◆ **Description of the task**
Could you write out every record below exactly, leaving out any pictures?

** START **

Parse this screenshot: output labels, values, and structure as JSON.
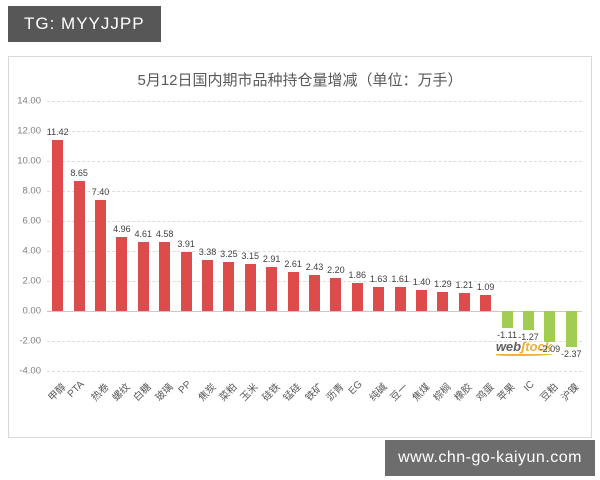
{
  "header": {
    "badge": "TG: MYYJJPP"
  },
  "footer": {
    "url": "www.chn-go-kaiyun.com"
  },
  "watermark": {
    "text_left": "web",
    "icon": "ʃ",
    "text_right": "tock"
  },
  "chart_data": {
    "type": "bar",
    "title": "5月12日国内期市品种持仓量增减（单位：万手）",
    "categories": [
      "甲醇",
      "PTA",
      "热卷",
      "螺纹",
      "白糖",
      "玻璃",
      "PP",
      "焦炭",
      "菜粕",
      "玉米",
      "硅铁",
      "锰硅",
      "铁矿",
      "沥青",
      "EG",
      "纯碱",
      "豆一",
      "焦煤",
      "棕榈",
      "橡胶",
      "鸡蛋",
      "苹果",
      "IC",
      "豆粕",
      "沪镍"
    ],
    "values": [
      11.42,
      8.65,
      7.4,
      4.96,
      4.61,
      4.58,
      3.91,
      3.38,
      3.25,
      3.15,
      2.91,
      2.61,
      2.43,
      2.2,
      1.86,
      1.63,
      1.61,
      1.4,
      1.29,
      1.21,
      1.09,
      -1.11,
      -1.27,
      -2.09,
      -2.37
    ],
    "xlabel": "",
    "ylabel": "",
    "ylim": [
      -4,
      14
    ],
    "ytick_step": 2,
    "yticks": [
      "14.00",
      "12.00",
      "10.00",
      "8.00",
      "6.00",
      "4.00",
      "2.00",
      "0.00",
      "-2.00",
      "-4.00"
    ],
    "grid": "horizontal-dashed",
    "legend": "none",
    "positive_color": "#dd4b4b",
    "negative_color": "#a0cd52"
  }
}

** END **

◆ **Problem solution**
Parse this screenshot: output labels, values, and structure as JSON.
{
  "header": {
    "badge": "TG: MYYJJPP"
  },
  "footer": {
    "url": "www.chn-go-kaiyun.com"
  },
  "watermark": {
    "text_left": "web",
    "icon": "ʃ",
    "text_right": "tock"
  },
  "chart_data": {
    "type": "bar",
    "title": "5月12日国内期市品种持仓量增减（单位：万手）",
    "categories": [
      "甲醇",
      "PTA",
      "热卷",
      "螺纹",
      "白糖",
      "玻璃",
      "PP",
      "焦炭",
      "菜粕",
      "玉米",
      "硅铁",
      "锰硅",
      "铁矿",
      "沥青",
      "EG",
      "纯碱",
      "豆一",
      "焦煤",
      "棕榈",
      "橡胶",
      "鸡蛋",
      "苹果",
      "IC",
      "豆粕",
      "沪镍"
    ],
    "values": [
      11.42,
      8.65,
      7.4,
      4.96,
      4.61,
      4.58,
      3.91,
      3.38,
      3.25,
      3.15,
      2.91,
      2.61,
      2.43,
      2.2,
      1.86,
      1.63,
      1.61,
      1.4,
      1.29,
      1.21,
      1.09,
      -1.11,
      -1.27,
      -2.09,
      -2.37
    ],
    "xlabel": "",
    "ylabel": "",
    "ylim": [
      -4,
      14
    ],
    "ytick_step": 2,
    "yticks": [
      "14.00",
      "12.00",
      "10.00",
      "8.00",
      "6.00",
      "4.00",
      "2.00",
      "0.00",
      "-2.00",
      "-4.00"
    ],
    "grid": "horizontal-dashed",
    "legend": "none",
    "positive_color": "#dd4b4b",
    "negative_color": "#a0cd52"
  }
}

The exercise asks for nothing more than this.